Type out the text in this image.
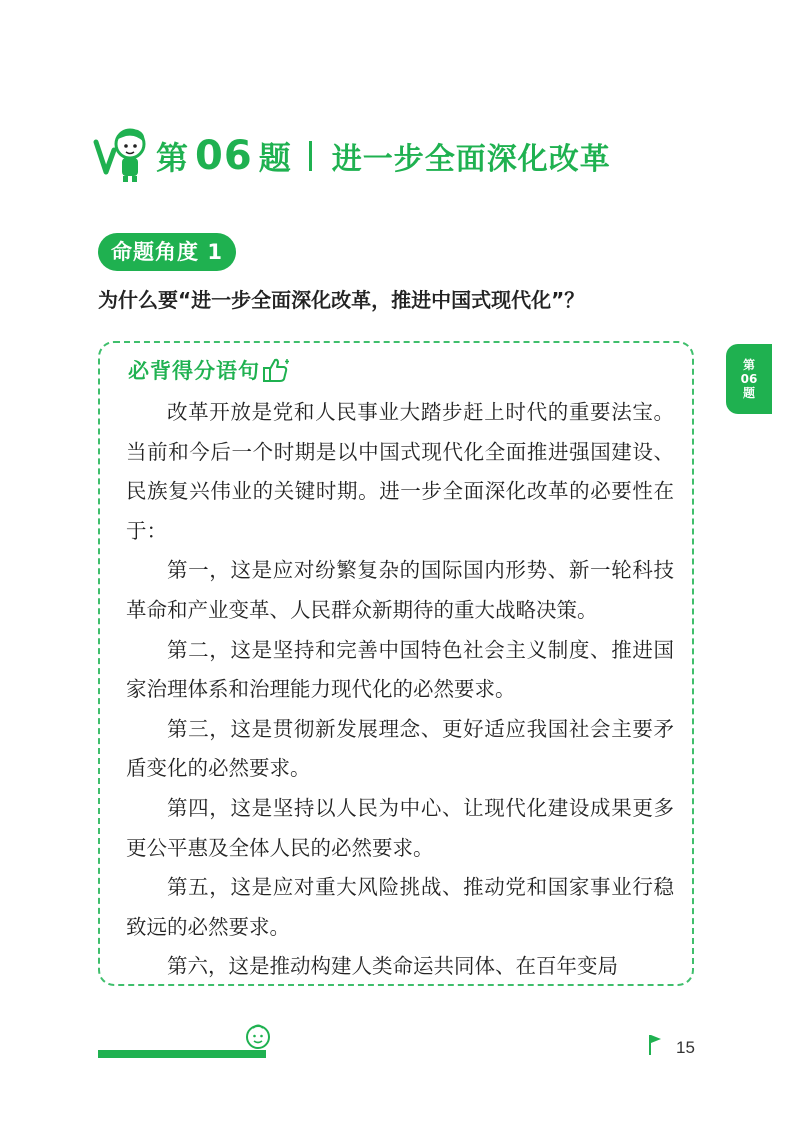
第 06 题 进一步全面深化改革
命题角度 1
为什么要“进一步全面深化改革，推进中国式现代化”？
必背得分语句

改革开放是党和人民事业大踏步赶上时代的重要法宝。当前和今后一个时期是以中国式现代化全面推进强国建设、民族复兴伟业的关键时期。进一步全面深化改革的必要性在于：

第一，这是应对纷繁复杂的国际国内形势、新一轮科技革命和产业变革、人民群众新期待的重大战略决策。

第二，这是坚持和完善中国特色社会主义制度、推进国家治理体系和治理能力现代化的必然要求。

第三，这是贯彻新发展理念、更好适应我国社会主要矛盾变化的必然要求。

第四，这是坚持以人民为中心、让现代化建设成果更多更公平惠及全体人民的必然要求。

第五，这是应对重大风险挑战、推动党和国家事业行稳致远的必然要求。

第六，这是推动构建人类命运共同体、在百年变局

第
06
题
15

=-=-=

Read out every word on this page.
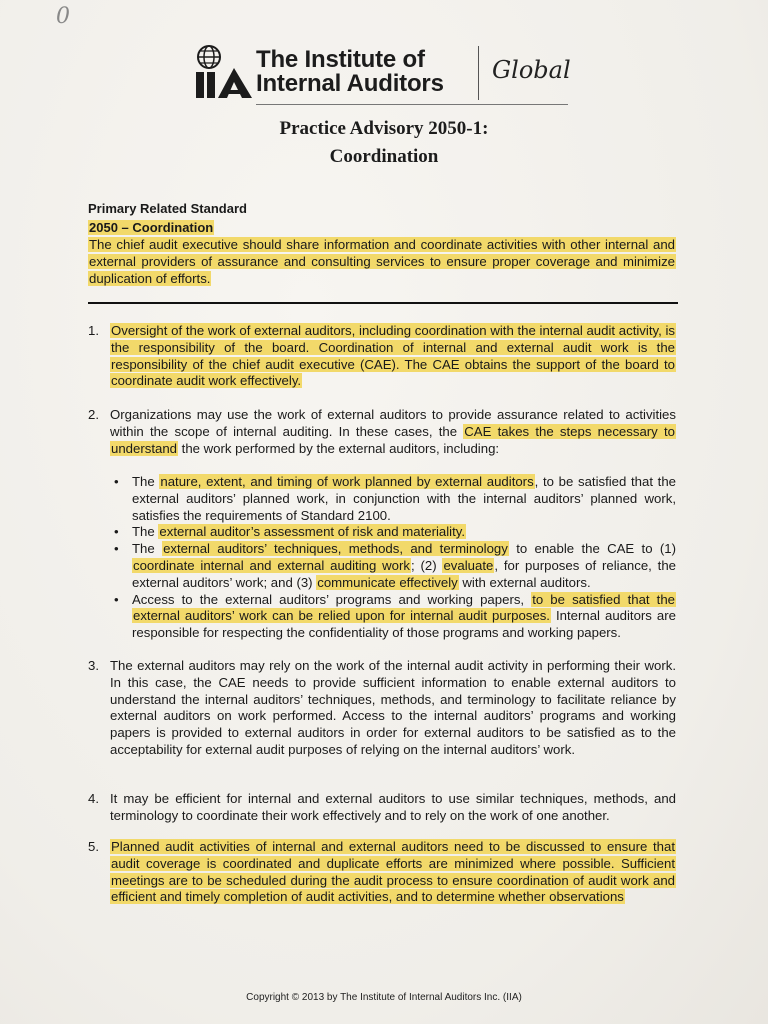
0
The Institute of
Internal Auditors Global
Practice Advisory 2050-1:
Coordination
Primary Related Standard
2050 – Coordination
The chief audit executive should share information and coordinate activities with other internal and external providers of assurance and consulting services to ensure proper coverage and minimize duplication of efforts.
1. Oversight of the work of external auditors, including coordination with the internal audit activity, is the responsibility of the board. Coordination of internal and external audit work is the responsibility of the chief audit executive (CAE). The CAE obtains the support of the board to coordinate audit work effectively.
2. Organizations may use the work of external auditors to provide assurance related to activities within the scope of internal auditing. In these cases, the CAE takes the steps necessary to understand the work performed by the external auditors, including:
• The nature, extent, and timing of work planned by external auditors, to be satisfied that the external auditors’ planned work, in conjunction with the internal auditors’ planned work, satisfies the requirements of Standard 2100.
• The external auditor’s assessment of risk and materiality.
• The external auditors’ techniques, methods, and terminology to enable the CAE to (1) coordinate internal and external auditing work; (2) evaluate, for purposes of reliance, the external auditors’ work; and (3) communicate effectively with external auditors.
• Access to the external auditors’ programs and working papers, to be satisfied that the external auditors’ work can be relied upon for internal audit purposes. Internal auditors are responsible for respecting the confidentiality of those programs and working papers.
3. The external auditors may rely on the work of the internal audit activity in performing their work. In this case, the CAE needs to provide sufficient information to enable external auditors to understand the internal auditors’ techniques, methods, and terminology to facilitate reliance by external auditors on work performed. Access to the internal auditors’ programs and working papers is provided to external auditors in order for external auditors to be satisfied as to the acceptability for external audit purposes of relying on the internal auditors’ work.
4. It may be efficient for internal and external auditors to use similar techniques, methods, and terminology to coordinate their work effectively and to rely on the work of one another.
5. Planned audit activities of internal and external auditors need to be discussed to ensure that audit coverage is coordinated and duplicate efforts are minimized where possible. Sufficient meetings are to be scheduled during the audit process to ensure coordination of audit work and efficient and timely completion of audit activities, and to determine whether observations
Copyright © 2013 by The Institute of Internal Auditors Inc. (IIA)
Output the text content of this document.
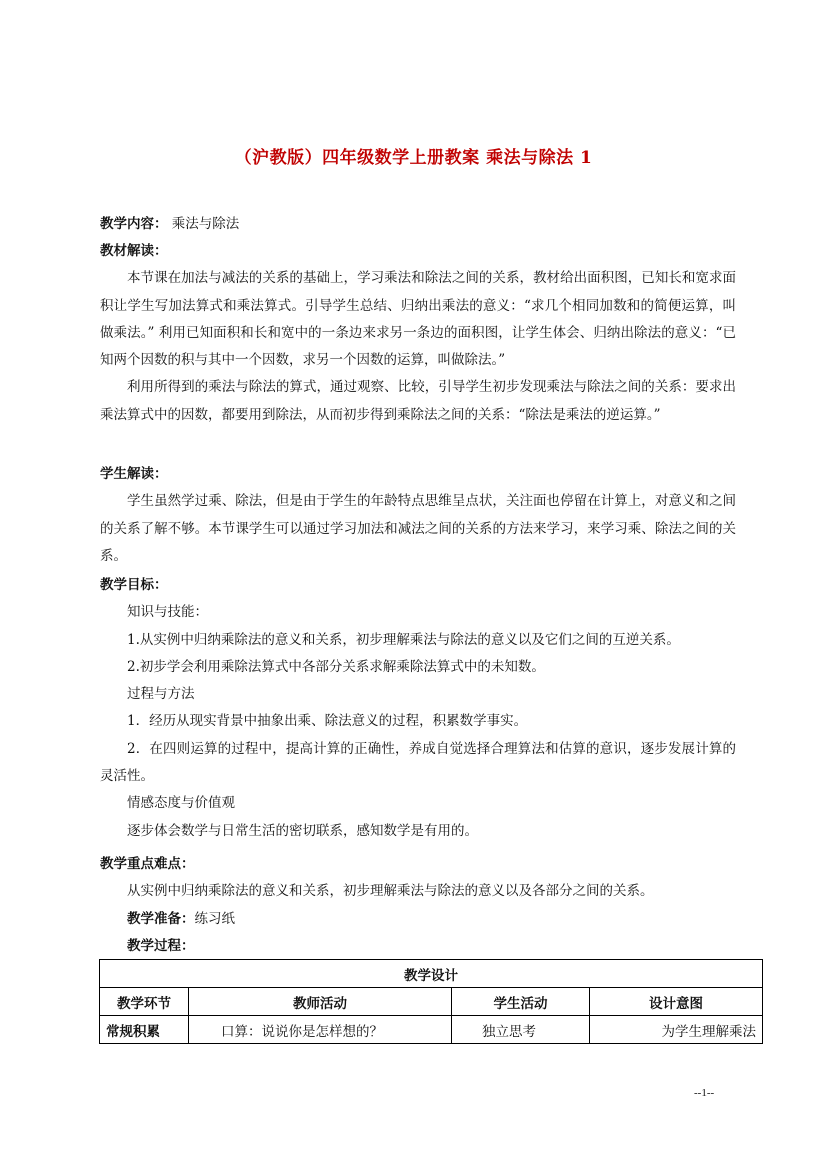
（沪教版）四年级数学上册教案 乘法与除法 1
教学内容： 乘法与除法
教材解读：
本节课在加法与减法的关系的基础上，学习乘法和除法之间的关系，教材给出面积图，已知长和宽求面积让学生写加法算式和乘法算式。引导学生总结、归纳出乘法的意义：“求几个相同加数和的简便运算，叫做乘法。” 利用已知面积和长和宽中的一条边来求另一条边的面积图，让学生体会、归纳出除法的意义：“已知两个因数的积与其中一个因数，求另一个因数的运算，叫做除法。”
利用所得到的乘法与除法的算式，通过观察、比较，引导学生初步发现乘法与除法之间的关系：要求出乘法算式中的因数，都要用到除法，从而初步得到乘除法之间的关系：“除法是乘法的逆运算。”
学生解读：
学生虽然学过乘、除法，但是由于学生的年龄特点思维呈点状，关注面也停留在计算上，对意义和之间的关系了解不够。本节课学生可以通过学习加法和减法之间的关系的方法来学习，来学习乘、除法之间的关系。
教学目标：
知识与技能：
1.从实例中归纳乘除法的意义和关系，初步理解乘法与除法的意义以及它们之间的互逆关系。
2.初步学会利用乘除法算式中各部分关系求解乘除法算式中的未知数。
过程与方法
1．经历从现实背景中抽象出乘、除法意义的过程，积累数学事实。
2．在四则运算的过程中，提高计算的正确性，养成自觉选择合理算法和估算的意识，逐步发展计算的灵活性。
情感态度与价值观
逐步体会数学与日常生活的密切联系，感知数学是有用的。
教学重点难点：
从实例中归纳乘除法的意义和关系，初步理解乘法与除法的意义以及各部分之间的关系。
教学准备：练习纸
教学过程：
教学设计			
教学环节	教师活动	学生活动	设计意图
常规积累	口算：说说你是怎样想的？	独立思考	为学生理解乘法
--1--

=-=-=

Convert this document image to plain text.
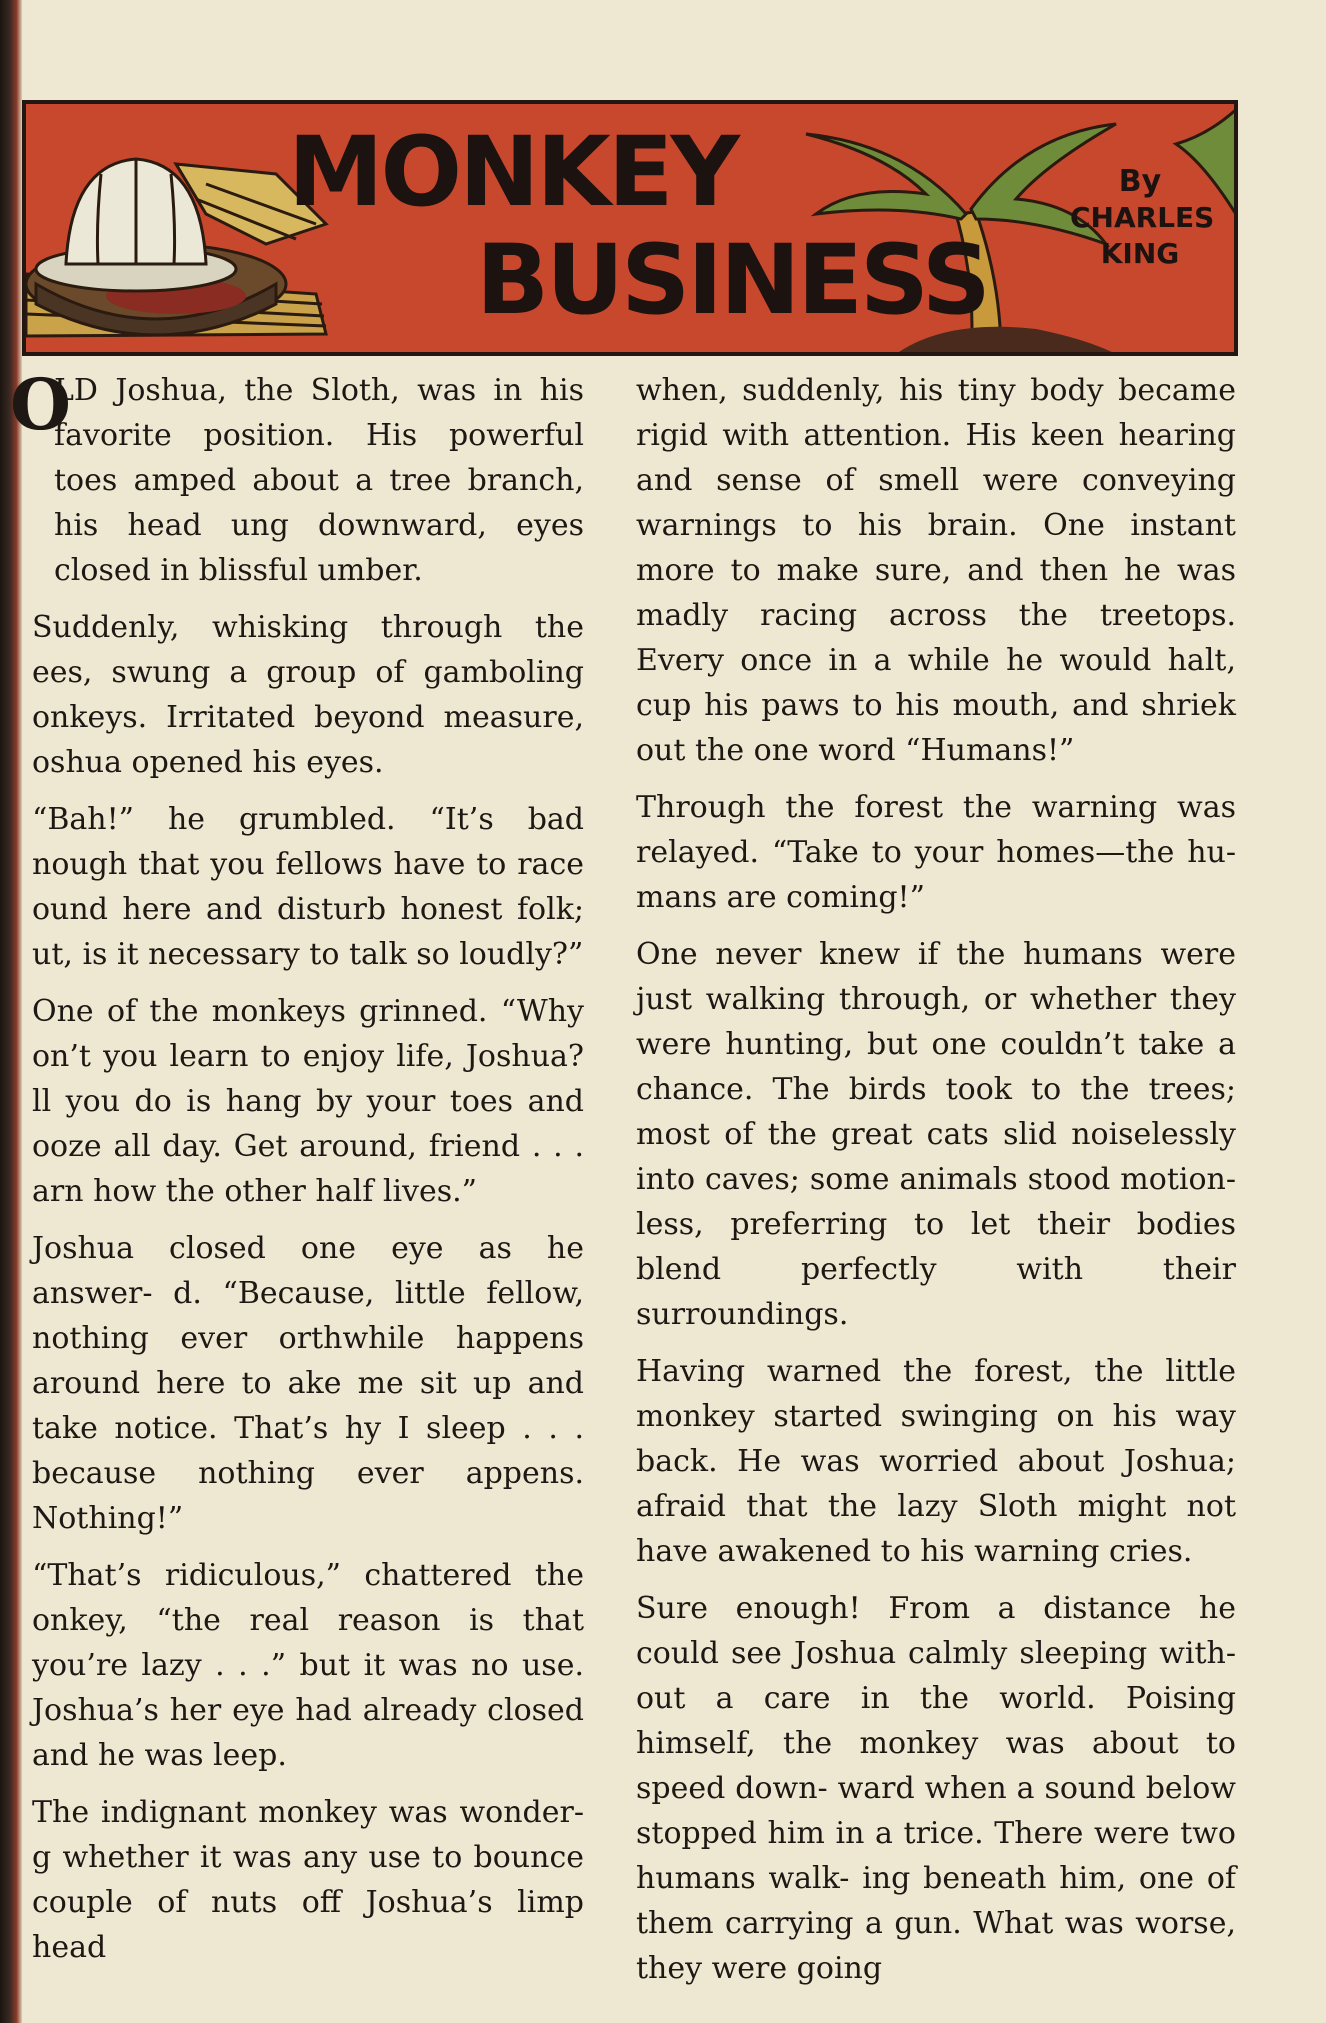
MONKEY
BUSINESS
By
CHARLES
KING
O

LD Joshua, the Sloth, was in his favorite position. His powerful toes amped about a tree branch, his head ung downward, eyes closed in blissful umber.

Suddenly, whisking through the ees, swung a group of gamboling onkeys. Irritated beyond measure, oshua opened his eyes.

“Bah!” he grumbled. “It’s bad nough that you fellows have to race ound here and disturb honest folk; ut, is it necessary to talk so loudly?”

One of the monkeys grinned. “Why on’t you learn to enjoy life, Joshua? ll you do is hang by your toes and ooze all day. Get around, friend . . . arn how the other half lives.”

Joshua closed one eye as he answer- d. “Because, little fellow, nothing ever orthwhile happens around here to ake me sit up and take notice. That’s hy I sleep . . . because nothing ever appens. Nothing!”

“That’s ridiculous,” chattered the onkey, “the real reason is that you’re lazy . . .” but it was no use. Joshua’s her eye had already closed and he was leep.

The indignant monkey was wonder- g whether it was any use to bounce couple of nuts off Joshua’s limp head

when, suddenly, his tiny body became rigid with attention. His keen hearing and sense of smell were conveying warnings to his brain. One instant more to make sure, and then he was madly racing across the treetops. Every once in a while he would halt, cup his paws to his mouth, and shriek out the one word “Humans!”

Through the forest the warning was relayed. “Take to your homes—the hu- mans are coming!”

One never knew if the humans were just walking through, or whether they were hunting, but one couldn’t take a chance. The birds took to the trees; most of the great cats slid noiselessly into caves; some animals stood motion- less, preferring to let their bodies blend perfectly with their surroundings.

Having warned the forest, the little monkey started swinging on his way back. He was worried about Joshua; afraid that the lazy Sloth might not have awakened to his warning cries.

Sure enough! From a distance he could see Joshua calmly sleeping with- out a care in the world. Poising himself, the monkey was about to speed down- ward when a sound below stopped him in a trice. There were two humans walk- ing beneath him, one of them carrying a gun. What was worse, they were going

=-=-=

● **Stated task**
Only the number is wanted: how many lines in the preceding entries hold the string "Institute"?

● **Result**
2